**Aim:**
Extract, from the listing that follows, each line containing the word "name".

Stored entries
************
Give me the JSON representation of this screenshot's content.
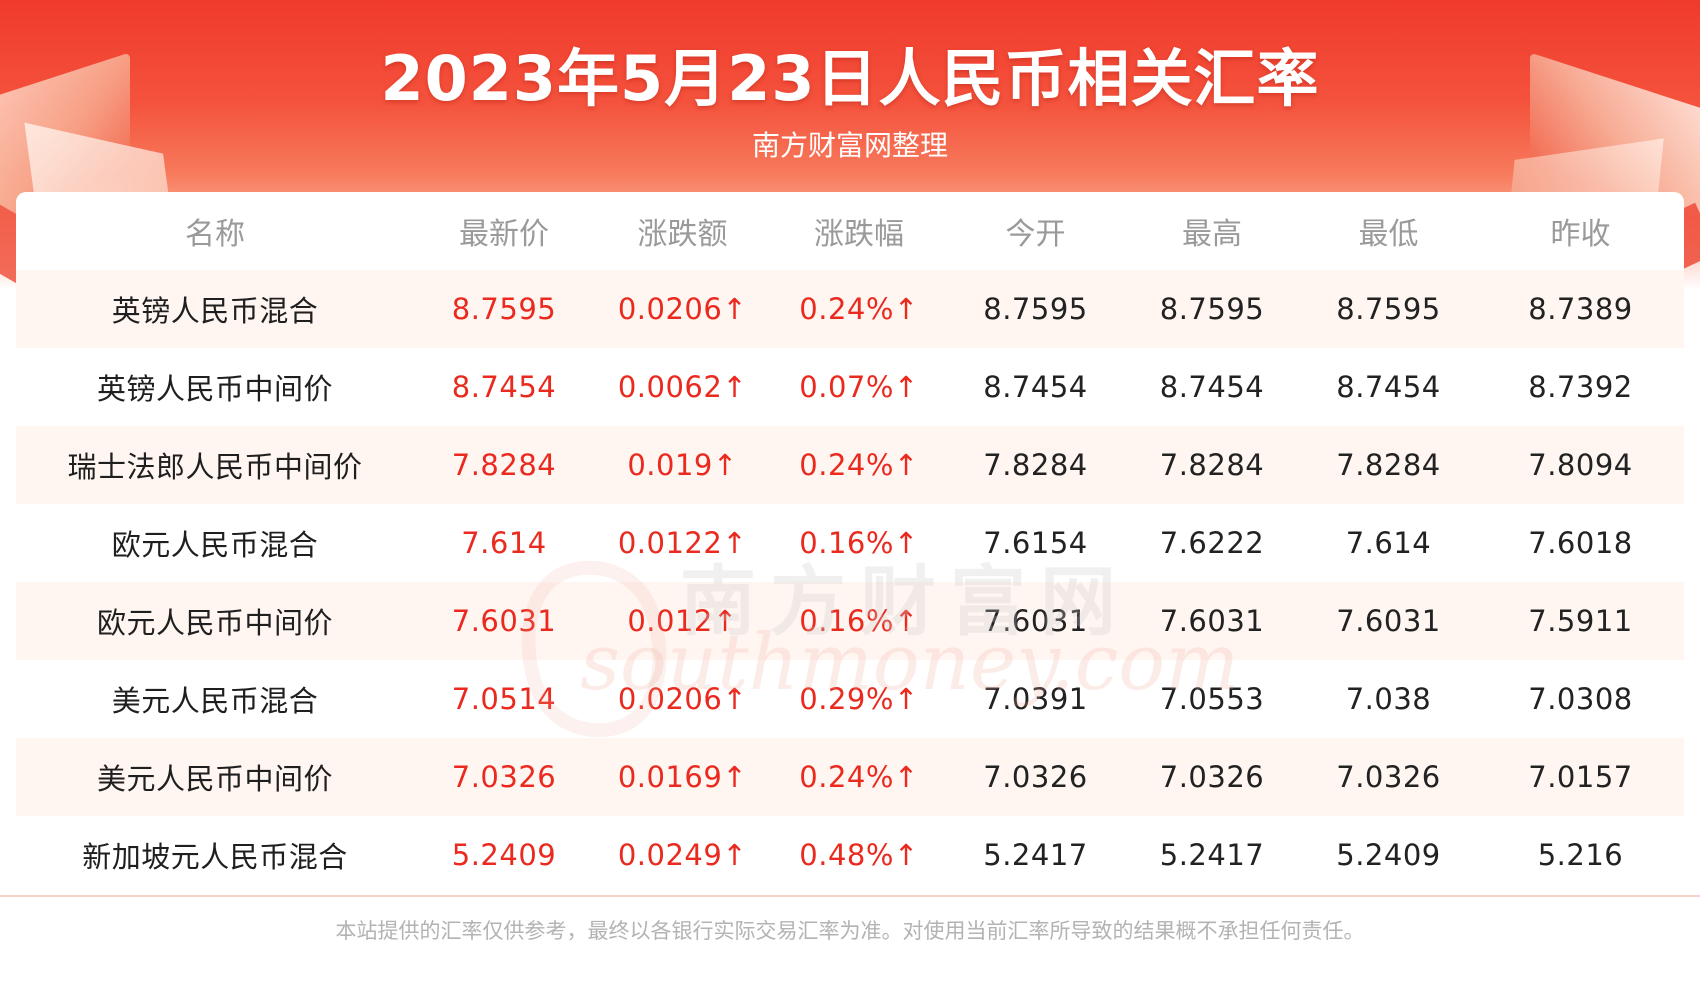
{
  "header": {
    "title": "2023年5月23日人民币相关汇率",
    "subtitle": "南方财富网整理"
  },
  "table": {
    "columns": [
      "名称",
      "最新价",
      "涨跌额",
      "涨跌幅",
      "今开",
      "最高",
      "最低",
      "昨收"
    ],
    "rows": [
      {
        "name": "英镑人民币混合",
        "latest": "8.7595",
        "change": "0.0206↑",
        "change_pct": "0.24%↑",
        "open": "8.7595",
        "high": "8.7595",
        "low": "8.7595",
        "prev_close": "8.7389"
      },
      {
        "name": "英镑人民币中间价",
        "latest": "8.7454",
        "change": "0.0062↑",
        "change_pct": "0.07%↑",
        "open": "8.7454",
        "high": "8.7454",
        "low": "8.7454",
        "prev_close": "8.7392"
      },
      {
        "name": "瑞士法郎人民币中间价",
        "latest": "7.8284",
        "change": "0.019↑",
        "change_pct": "0.24%↑",
        "open": "7.8284",
        "high": "7.8284",
        "low": "7.8284",
        "prev_close": "7.8094"
      },
      {
        "name": "欧元人民币混合",
        "latest": "7.614",
        "change": "0.0122↑",
        "change_pct": "0.16%↑",
        "open": "7.6154",
        "high": "7.6222",
        "low": "7.614",
        "prev_close": "7.6018"
      },
      {
        "name": "欧元人民币中间价",
        "latest": "7.6031",
        "change": "0.012↑",
        "change_pct": "0.16%↑",
        "open": "7.6031",
        "high": "7.6031",
        "low": "7.6031",
        "prev_close": "7.5911"
      },
      {
        "name": "美元人民币混合",
        "latest": "7.0514",
        "change": "0.0206↑",
        "change_pct": "0.29%↑",
        "open": "7.0391",
        "high": "7.0553",
        "low": "7.038",
        "prev_close": "7.0308"
      },
      {
        "name": "美元人民币中间价",
        "latest": "7.0326",
        "change": "0.0169↑",
        "change_pct": "0.24%↑",
        "open": "7.0326",
        "high": "7.0326",
        "low": "7.0326",
        "prev_close": "7.0157"
      },
      {
        "name": "新加坡元人民币混合",
        "latest": "5.2409",
        "change": "0.0249↑",
        "change_pct": "0.48%↑",
        "open": "5.2417",
        "high": "5.2417",
        "low": "5.2409",
        "prev_close": "5.216"
      }
    ]
  },
  "watermark": {
    "cn": "南方财富网",
    "en": "southmoney.com"
  },
  "footer": {
    "disclaimer": "本站提供的汇率仅供参考，最终以各银行实际交易汇率为准。对使用当前汇率所导致的结果概不承担任何责任。"
  },
  "colors": {
    "header_red": "#f03a2c",
    "rise_red": "#ea2a1f",
    "row_tint": "#fff6f2",
    "header_text_gray": "#9a9a9a"
  }
}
************
**Answer to the problem:**
        "name": "英镑人民币混合",
        "name": "英镑人民币中间价",
        "name": "瑞士法郎人民币中间价",
        "name": "欧元人民币混合",
        "name": "欧元人民币中间价",
        "name": "美元人民币混合",
        "name": "美元人民币中间价",
        "name": "新加坡元人民币混合",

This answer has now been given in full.